• [SHORT PROBLEM]:
Can you set down every one of the rows below again, keeping each character, space, and line break unchanged?

• [THE INPUT]:

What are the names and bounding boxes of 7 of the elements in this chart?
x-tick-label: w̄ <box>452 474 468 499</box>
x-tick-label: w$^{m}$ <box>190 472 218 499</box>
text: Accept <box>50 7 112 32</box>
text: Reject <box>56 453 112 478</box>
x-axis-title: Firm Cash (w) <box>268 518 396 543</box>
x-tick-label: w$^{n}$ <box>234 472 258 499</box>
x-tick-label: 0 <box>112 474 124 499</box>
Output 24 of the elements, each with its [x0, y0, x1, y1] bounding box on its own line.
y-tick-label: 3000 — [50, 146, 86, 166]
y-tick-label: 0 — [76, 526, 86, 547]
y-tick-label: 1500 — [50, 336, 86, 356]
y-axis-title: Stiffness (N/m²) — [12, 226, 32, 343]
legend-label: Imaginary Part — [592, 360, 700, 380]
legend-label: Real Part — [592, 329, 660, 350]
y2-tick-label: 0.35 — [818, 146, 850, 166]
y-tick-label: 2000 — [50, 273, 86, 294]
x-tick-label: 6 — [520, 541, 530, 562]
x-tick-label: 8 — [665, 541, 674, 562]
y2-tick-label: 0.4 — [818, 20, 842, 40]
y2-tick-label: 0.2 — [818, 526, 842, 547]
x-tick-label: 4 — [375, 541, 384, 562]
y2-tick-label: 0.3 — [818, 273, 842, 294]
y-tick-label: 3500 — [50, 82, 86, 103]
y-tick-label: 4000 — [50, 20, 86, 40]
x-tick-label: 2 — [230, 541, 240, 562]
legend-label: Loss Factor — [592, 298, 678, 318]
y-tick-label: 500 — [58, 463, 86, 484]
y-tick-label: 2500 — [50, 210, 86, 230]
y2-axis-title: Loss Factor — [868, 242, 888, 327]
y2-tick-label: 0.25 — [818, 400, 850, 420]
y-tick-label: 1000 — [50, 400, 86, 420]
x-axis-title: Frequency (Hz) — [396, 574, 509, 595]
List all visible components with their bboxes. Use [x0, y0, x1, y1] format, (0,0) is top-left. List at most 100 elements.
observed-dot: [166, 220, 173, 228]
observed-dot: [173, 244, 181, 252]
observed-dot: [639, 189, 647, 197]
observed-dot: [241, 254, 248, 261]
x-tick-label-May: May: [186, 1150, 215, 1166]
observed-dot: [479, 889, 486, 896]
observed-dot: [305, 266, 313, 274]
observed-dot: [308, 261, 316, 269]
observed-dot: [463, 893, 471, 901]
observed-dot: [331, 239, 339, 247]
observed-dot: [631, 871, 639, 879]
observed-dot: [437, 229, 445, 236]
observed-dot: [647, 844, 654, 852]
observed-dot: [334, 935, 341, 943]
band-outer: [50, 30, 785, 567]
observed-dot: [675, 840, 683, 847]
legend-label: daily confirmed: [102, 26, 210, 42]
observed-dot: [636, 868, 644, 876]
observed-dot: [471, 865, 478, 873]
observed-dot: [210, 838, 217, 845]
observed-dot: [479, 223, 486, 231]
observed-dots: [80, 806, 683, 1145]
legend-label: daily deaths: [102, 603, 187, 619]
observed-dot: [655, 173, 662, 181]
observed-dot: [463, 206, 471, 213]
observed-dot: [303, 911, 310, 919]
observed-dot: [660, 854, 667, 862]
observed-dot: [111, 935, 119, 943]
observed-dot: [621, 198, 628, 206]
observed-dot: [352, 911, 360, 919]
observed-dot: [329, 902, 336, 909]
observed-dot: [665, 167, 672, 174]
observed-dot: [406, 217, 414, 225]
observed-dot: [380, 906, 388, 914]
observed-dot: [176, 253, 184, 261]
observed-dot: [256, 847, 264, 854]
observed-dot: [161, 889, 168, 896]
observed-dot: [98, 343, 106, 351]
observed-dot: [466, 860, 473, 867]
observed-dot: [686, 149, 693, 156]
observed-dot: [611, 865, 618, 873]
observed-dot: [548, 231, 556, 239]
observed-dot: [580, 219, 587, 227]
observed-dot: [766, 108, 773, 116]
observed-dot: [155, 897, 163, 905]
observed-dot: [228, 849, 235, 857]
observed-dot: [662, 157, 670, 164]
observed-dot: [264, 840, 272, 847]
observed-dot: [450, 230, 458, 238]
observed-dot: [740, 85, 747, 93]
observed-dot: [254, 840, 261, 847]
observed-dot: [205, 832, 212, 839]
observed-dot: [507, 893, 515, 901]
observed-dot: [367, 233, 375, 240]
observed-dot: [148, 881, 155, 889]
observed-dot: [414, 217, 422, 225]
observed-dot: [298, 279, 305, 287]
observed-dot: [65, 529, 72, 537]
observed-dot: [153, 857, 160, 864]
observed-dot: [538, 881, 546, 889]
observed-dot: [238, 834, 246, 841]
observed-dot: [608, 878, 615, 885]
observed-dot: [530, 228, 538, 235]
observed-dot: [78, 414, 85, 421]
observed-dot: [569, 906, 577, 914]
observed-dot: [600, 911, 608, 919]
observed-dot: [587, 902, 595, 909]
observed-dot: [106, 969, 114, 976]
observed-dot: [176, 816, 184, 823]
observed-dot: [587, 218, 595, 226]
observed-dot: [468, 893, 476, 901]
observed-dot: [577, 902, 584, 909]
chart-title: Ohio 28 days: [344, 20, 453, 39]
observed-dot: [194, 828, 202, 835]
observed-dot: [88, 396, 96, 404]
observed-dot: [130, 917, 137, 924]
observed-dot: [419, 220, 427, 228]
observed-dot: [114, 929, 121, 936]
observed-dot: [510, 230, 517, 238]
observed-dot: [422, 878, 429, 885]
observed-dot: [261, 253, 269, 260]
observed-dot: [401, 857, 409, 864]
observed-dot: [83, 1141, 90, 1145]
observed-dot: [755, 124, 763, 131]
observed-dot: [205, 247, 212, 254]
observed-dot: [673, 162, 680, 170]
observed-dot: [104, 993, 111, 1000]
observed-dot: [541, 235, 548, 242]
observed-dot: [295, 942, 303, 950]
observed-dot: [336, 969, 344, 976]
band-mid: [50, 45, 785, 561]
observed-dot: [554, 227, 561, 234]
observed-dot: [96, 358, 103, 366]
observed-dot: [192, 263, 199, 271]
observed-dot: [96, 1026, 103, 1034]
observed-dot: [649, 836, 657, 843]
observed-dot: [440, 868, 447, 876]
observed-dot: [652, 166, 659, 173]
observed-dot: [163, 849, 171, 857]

• [OUTPUT OF THE TASK]:
What are the names and bounding boxes of 7 of the elements in this chart?
x-tick-label: w̄ <box>452 474 468 499</box>
x-tick-label: w$^{m}$ <box>190 472 218 499</box>
text: Accept <box>50 7 112 32</box>
text: Reject <box>56 453 112 478</box>
x-axis-title: Firm Cash (w) <box>268 518 396 543</box>
x-tick-label: w$^{n}$ <box>234 472 258 499</box>
x-tick-label: 0 <box>112 474 124 499</box>
Output 24 of the elements, each with its [x0, y0, x1, y1] bounding box on its own line.
y-tick-label: 3000 — [50, 146, 86, 166]
y-tick-label: 0 — [76, 526, 86, 547]
y-tick-label: 1500 — [50, 336, 86, 356]
y-axis-title: Stiffness (N/m²) — [12, 226, 32, 343]
legend-label: Imaginary Part — [592, 360, 700, 380]
legend-label: Real Part — [592, 329, 660, 350]
y2-tick-label: 0.35 — [818, 146, 850, 166]
y-tick-label: 2000 — [50, 273, 86, 294]
x-tick-label: 6 — [520, 541, 530, 562]
x-tick-label: 8 — [665, 541, 674, 562]
y2-tick-label: 0.4 — [818, 20, 842, 40]
y2-tick-label: 0.2 — [818, 526, 842, 547]
x-tick-label: 4 — [375, 541, 384, 562]
y2-tick-label: 0.3 — [818, 273, 842, 294]
y-tick-label: 3500 — [50, 82, 86, 103]
y-tick-label: 4000 — [50, 20, 86, 40]
x-tick-label: 2 — [230, 541, 240, 562]
legend-label: Loss Factor — [592, 298, 678, 318]
y-tick-label: 500 — [58, 463, 86, 484]
y-tick-label: 2500 — [50, 210, 86, 230]
y2-axis-title: Loss Factor — [868, 242, 888, 327]
y2-tick-label: 0.25 — [818, 400, 850, 420]
y-tick-label: 1000 — [50, 400, 86, 420]
x-axis-title: Frequency (Hz) — [396, 574, 509, 595]
List all visible components with their bboxes. Use [x0, y0, x1, y1] format, (0,0) is top-left. List at most 100 elements.
observed-dot: [166, 220, 173, 228]
observed-dot: [173, 244, 181, 252]
observed-dot: [639, 189, 647, 197]
observed-dot: [241, 254, 248, 261]
x-tick-label-May: May: [186, 1150, 215, 1166]
observed-dot: [479, 889, 486, 896]
observed-dot: [305, 266, 313, 274]
observed-dot: [308, 261, 316, 269]
observed-dot: [463, 893, 471, 901]
observed-dot: [331, 239, 339, 247]
observed-dot: [631, 871, 639, 879]
observed-dot: [437, 229, 445, 236]
observed-dot: [647, 844, 654, 852]
observed-dot: [334, 935, 341, 943]
band-outer: [50, 30, 785, 567]
observed-dot: [675, 840, 683, 847]
legend-label: daily confirmed: [102, 26, 210, 42]
observed-dot: [636, 868, 644, 876]
observed-dot: [471, 865, 478, 873]
observed-dot: [210, 838, 217, 845]
observed-dot: [479, 223, 486, 231]
observed-dots: [80, 806, 683, 1145]
legend-label: daily deaths: [102, 603, 187, 619]
observed-dot: [655, 173, 662, 181]
observed-dot: [463, 206, 471, 213]
observed-dot: [303, 911, 310, 919]
observed-dot: [660, 854, 667, 862]
observed-dot: [111, 935, 119, 943]
observed-dot: [621, 198, 628, 206]
observed-dot: [352, 911, 360, 919]
observed-dot: [329, 902, 336, 909]
observed-dot: [665, 167, 672, 174]
observed-dot: [406, 217, 414, 225]
observed-dot: [380, 906, 388, 914]
observed-dot: [176, 253, 184, 261]
observed-dot: [256, 847, 264, 854]
observed-dot: [161, 889, 168, 896]
observed-dot: [98, 343, 106, 351]
observed-dot: [466, 860, 473, 867]
observed-dot: [686, 149, 693, 156]
observed-dot: [611, 865, 618, 873]
observed-dot: [548, 231, 556, 239]
observed-dot: [580, 219, 587, 227]
observed-dot: [766, 108, 773, 116]
observed-dot: [155, 897, 163, 905]
observed-dot: [228, 849, 235, 857]
observed-dot: [662, 157, 670, 164]
observed-dot: [264, 840, 272, 847]
observed-dot: [450, 230, 458, 238]
observed-dot: [740, 85, 747, 93]
observed-dot: [254, 840, 261, 847]
observed-dot: [205, 832, 212, 839]
observed-dot: [507, 893, 515, 901]
observed-dot: [367, 233, 375, 240]
observed-dot: [148, 881, 155, 889]
observed-dot: [414, 217, 422, 225]
observed-dot: [298, 279, 305, 287]
observed-dot: [65, 529, 72, 537]
observed-dot: [153, 857, 160, 864]
observed-dot: [538, 881, 546, 889]
observed-dot: [238, 834, 246, 841]
observed-dot: [608, 878, 615, 885]
observed-dot: [530, 228, 538, 235]
observed-dot: [78, 414, 85, 421]
observed-dot: [569, 906, 577, 914]
observed-dot: [600, 911, 608, 919]
observed-dot: [587, 902, 595, 909]
observed-dot: [106, 969, 114, 976]
observed-dot: [176, 816, 184, 823]
observed-dot: [587, 218, 595, 226]
observed-dot: [468, 893, 476, 901]
observed-dot: [577, 902, 584, 909]
chart-title: Ohio 28 days: [344, 20, 453, 39]
observed-dot: [194, 828, 202, 835]
observed-dot: [88, 396, 96, 404]
observed-dot: [130, 917, 137, 924]
observed-dot: [419, 220, 427, 228]
observed-dot: [114, 929, 121, 936]
observed-dot: [510, 230, 517, 238]
observed-dot: [422, 878, 429, 885]
observed-dot: [261, 253, 269, 260]
observed-dot: [401, 857, 409, 864]
observed-dot: [83, 1141, 90, 1145]
observed-dot: [755, 124, 763, 131]
observed-dot: [205, 247, 212, 254]
observed-dot: [673, 162, 680, 170]
observed-dot: [104, 993, 111, 1000]
observed-dot: [541, 235, 548, 242]
observed-dot: [295, 942, 303, 950]
observed-dot: [336, 969, 344, 976]
band-mid: [50, 45, 785, 561]
observed-dot: [554, 227, 561, 234]
observed-dot: [96, 358, 103, 366]
observed-dot: [192, 263, 199, 271]
observed-dot: [96, 1026, 103, 1034]
observed-dot: [649, 836, 657, 843]
observed-dot: [440, 868, 447, 876]
observed-dot: [652, 166, 659, 173]
observed-dot: [163, 849, 171, 857]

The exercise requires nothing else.